Check each line for the string "every" and give only the count of lines that have it.

[START OF PROVIDED DATA]

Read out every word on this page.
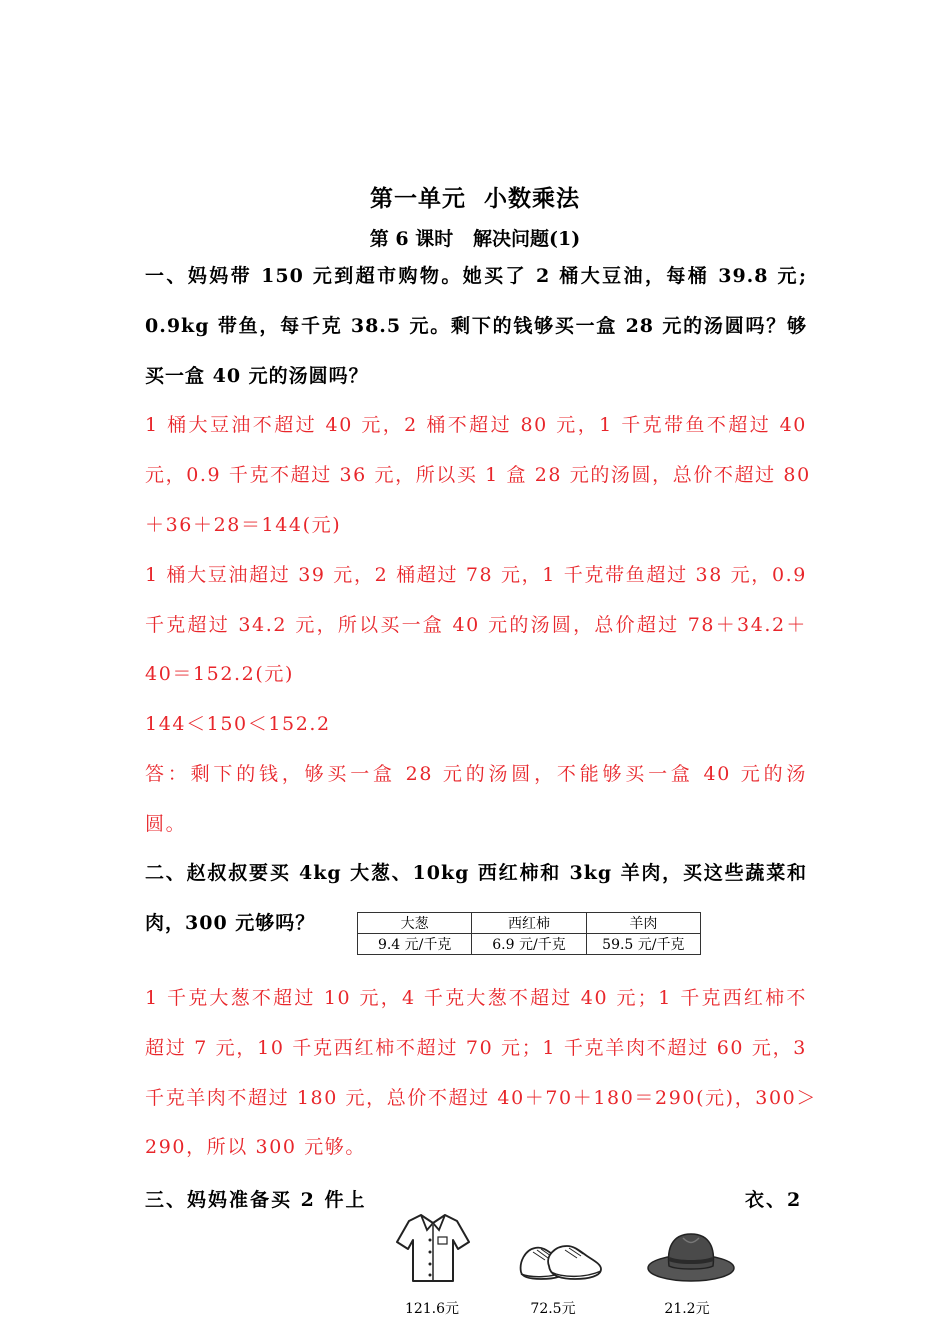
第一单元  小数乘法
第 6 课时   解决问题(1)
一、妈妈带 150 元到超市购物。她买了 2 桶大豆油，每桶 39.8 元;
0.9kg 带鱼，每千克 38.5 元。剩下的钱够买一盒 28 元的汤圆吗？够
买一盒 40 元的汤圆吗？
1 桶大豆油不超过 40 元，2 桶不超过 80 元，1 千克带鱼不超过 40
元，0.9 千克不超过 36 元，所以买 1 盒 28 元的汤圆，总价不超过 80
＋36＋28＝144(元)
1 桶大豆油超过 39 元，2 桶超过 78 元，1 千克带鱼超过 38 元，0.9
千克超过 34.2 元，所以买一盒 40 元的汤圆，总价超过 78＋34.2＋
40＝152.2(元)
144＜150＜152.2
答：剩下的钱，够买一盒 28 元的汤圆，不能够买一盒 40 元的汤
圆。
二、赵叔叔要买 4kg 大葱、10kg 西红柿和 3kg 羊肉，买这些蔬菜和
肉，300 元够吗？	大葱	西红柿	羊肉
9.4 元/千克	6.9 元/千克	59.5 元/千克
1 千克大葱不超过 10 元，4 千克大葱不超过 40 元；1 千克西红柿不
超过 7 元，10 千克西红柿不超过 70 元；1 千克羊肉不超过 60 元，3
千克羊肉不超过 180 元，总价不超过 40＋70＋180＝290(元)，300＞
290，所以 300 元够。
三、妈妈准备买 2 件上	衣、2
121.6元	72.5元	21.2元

[END OF PROVIDED DATA]
[START OF PROVIDED DATA]

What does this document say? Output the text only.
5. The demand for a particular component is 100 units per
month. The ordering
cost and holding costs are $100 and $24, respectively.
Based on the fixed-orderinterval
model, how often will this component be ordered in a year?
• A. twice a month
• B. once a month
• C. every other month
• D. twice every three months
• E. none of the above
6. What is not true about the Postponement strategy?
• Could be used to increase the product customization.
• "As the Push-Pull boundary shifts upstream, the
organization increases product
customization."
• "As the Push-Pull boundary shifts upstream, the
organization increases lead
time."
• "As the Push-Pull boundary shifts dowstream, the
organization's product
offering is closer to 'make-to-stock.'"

[END OF PROVIDED DATA]

### COMPLETE RESPONSE
3